THE REQUEST = Every line from the line containing "What's the underlying" through the final line of the data is to be printed exactly; no other line is to appear.

MATERIAL PROVIDED =
* * *
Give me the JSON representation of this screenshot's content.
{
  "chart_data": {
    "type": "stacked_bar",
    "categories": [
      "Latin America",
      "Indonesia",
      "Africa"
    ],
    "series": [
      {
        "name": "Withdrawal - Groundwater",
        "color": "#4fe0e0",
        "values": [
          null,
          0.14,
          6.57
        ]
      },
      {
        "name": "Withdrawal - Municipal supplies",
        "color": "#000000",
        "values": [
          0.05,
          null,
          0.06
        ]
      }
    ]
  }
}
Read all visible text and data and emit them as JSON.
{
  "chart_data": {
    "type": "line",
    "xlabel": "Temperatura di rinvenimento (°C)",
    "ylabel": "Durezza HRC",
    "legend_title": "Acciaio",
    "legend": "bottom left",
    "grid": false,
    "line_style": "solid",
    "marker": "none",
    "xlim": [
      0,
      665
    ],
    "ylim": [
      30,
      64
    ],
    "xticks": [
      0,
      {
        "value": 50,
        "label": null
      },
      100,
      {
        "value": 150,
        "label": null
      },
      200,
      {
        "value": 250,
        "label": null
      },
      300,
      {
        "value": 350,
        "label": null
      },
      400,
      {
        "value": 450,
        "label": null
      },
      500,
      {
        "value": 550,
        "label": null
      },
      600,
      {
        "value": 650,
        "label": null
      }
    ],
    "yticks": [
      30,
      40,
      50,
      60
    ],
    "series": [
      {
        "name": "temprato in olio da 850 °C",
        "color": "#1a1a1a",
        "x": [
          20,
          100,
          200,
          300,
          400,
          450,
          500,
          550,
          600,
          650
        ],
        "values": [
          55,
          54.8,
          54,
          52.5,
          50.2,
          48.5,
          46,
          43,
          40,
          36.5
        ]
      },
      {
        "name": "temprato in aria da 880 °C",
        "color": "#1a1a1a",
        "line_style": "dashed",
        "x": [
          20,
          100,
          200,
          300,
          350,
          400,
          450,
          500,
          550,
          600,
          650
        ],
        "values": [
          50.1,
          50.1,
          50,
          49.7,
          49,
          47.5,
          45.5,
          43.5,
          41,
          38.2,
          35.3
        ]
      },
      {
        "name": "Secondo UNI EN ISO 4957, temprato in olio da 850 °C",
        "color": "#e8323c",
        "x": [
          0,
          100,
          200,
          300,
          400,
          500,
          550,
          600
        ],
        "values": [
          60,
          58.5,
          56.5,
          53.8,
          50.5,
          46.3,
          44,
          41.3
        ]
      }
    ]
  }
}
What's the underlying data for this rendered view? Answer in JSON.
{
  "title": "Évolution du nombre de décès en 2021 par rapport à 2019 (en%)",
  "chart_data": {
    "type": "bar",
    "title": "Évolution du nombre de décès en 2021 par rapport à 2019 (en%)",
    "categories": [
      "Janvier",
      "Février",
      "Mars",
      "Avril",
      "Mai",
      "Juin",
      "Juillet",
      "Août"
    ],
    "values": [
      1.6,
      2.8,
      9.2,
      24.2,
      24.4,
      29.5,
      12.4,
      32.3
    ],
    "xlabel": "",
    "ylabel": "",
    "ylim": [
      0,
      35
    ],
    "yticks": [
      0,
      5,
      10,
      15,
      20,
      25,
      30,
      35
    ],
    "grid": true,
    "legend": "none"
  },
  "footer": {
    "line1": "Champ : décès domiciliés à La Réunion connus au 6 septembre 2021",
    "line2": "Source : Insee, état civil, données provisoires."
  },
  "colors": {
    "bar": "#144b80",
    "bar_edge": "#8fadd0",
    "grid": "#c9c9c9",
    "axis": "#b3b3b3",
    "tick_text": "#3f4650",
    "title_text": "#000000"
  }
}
* * *
EXPECTED ANSWER =
What's the underlying data for this rendered view? Answer in JSON.
{
  "title": "Évolution du nombre de décès en 2021 par rapport à 2019 (en%)",
  "chart_data": {
    "type": "bar",
    "title": "Évolution du nombre de décès en 2021 par rapport à 2019 (en%)",
    "categories": [
      "Janvier",
      "Février",
      "Mars",
      "Avril",
      "Mai",
      "Juin",
      "Juillet",
      "Août"
    ],
    "values": [
      1.6,
      2.8,
      9.2,
      24.2,
      24.4,
      29.5,
      12.4,
      32.3
    ],
    "xlabel": "",
    "ylabel": "",
    "ylim": [
      0,
      35
    ],
    "yticks": [
      0,
      5,
      10,
      15,
      20,
      25,
      30,
      35
    ],
    "grid": true,
    "legend": "none"
  },
  "footer": {
    "line1": "Champ : décès domiciliés à La Réunion connus au 6 septembre 2021",
    "line2": "Source : Insee, état civil, données provisoires."
  },
  "colors": {
    "bar": "#144b80",
    "bar_edge": "#8fadd0",
    "grid": "#c9c9c9",
    "axis": "#b3b3b3",
    "tick_text": "#3f4650",
    "title_text": "#000000"
  }
}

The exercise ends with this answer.